What is needed = Show, in full, each line of the data that contains "JSON".

>> Begin Material for the task

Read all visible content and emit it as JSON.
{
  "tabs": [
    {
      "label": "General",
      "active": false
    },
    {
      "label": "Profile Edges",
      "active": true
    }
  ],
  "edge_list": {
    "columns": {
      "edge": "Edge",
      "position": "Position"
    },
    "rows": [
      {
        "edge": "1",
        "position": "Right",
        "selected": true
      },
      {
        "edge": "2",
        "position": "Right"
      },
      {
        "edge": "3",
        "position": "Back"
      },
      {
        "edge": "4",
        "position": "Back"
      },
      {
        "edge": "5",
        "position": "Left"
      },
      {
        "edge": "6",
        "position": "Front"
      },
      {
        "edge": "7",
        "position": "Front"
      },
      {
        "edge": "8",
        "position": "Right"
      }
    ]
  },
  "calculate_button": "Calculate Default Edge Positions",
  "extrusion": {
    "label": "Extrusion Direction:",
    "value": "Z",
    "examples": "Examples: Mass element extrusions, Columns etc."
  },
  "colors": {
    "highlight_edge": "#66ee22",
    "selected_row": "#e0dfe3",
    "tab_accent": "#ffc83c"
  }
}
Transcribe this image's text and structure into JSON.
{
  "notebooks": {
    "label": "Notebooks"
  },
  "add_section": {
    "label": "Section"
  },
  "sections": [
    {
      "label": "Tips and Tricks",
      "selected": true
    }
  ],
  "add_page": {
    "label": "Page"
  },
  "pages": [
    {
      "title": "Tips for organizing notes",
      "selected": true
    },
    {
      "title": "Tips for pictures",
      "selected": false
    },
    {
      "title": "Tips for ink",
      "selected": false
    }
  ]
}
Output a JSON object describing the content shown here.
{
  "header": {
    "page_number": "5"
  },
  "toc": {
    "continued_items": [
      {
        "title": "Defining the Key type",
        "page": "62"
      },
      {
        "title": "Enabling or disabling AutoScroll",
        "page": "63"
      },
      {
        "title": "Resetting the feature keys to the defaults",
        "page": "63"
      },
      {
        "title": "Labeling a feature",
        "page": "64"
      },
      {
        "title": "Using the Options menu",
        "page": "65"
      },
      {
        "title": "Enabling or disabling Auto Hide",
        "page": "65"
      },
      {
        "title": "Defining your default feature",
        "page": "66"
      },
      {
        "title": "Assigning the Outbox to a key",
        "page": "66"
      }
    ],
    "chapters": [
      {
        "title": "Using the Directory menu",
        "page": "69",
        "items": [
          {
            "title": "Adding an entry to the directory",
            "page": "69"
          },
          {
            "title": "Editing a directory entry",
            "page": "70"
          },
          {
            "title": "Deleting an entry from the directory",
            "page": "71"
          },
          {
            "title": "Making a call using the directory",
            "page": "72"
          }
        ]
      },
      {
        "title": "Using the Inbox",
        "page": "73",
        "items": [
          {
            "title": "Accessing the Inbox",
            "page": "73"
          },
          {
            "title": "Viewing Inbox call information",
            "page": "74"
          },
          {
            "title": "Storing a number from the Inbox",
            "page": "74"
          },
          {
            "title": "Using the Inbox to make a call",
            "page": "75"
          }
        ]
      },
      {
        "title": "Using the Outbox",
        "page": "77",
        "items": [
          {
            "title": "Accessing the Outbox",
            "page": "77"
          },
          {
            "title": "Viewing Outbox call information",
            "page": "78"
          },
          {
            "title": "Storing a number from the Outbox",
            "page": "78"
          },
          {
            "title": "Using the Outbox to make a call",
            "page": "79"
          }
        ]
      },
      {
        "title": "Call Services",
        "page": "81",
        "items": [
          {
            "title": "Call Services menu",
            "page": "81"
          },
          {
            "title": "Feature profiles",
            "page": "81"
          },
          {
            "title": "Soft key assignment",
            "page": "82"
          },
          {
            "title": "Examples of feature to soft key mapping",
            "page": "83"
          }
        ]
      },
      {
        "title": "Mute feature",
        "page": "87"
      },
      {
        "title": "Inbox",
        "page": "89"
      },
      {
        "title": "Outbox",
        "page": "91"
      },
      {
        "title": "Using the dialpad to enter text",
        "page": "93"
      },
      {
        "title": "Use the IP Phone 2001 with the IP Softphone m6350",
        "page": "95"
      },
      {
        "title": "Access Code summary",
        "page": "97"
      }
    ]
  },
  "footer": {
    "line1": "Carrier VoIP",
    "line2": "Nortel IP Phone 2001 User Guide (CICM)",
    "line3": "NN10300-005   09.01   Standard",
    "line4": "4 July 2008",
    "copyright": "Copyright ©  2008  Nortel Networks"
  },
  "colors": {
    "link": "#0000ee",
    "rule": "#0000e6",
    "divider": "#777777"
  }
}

>> End Material for the task

Response for this exercise =
Read all visible content and emit it as JSON.
Transcribe this image's text and structure into JSON.
Output a JSON object describing the content shown here.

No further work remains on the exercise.